Exercise task:
Note each line where "name" appears, and copy it.

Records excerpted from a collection
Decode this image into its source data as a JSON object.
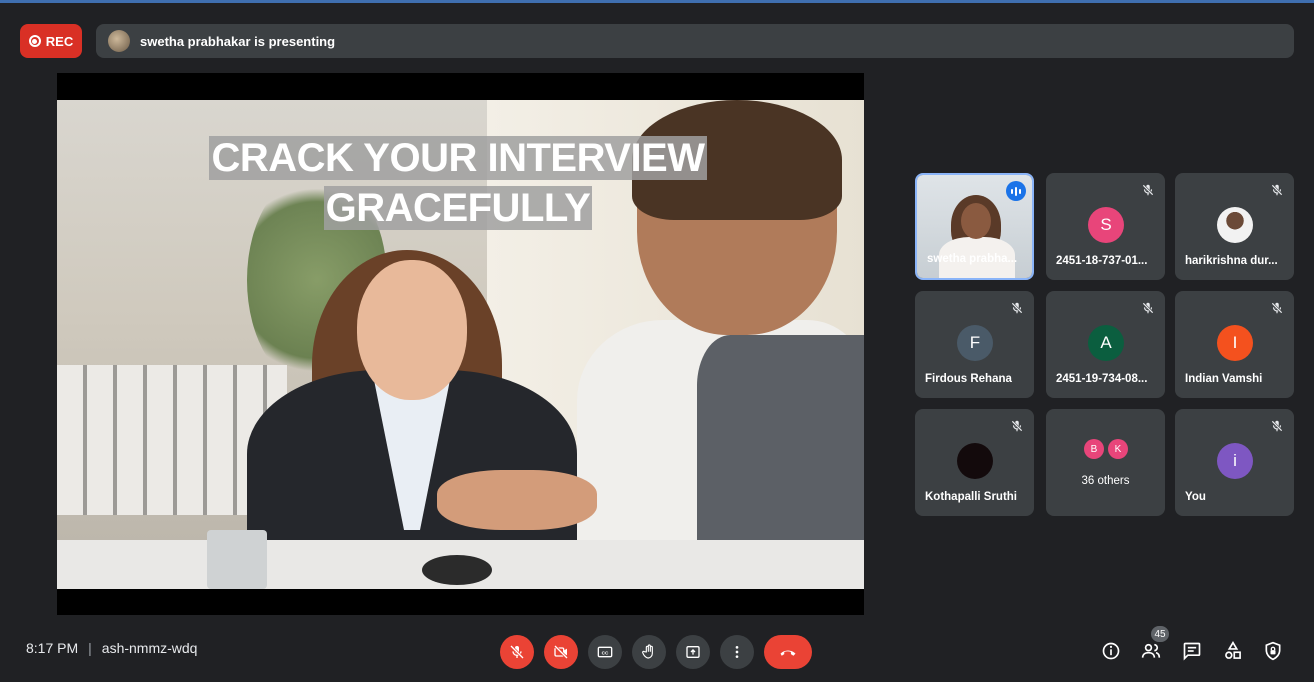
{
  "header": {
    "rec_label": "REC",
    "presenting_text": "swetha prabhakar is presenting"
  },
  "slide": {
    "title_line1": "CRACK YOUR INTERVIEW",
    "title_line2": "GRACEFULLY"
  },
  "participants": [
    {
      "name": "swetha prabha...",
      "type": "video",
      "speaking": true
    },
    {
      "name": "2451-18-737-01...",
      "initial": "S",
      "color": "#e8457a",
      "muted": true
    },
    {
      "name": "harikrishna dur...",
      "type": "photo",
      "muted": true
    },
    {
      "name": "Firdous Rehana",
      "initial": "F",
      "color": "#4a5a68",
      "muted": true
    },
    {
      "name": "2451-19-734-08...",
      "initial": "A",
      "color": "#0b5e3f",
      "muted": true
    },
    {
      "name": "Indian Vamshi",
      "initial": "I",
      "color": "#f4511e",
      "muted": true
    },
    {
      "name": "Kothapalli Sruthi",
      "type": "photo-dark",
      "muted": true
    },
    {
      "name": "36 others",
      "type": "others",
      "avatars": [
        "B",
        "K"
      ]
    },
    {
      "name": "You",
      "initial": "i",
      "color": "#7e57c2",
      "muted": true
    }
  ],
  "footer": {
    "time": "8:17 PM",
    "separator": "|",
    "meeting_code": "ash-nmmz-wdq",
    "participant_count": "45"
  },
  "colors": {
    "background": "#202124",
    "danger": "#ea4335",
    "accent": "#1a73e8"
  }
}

Result for this task:
      "name": "swetha prabha...",
      "name": "2451-18-737-01...",
      "name": "harikrishna dur...",
      "name": "Firdous Rehana",
      "name": "2451-19-734-08...",
      "name": "Indian Vamshi",
      "name": "Kothapalli Sruthi",
      "name": "36 others",
      "name": "You",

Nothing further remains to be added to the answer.